* WORK INSTRUCTIONS
Provide only the number of lines where "Expeditionens" occurs.

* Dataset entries
—————

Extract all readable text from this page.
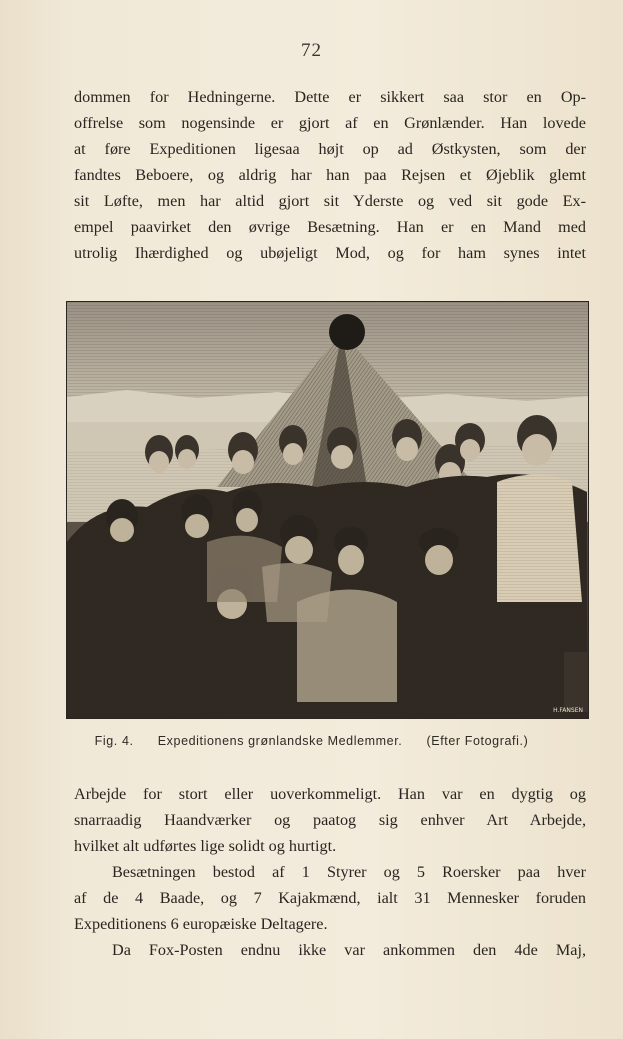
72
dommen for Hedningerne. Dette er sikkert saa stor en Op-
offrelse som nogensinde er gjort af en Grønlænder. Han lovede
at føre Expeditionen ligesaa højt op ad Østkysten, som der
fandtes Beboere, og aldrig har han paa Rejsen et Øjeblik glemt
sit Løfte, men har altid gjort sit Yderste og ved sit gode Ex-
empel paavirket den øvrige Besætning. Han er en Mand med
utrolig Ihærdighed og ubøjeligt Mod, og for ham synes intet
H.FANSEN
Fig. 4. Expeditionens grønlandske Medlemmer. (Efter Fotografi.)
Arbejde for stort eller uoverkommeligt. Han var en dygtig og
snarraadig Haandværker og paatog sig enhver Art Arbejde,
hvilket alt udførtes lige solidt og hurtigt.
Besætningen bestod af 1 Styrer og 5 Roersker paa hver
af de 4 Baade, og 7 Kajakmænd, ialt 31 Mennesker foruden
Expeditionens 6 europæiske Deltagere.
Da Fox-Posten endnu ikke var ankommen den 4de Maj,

—————

* RESPONSE
2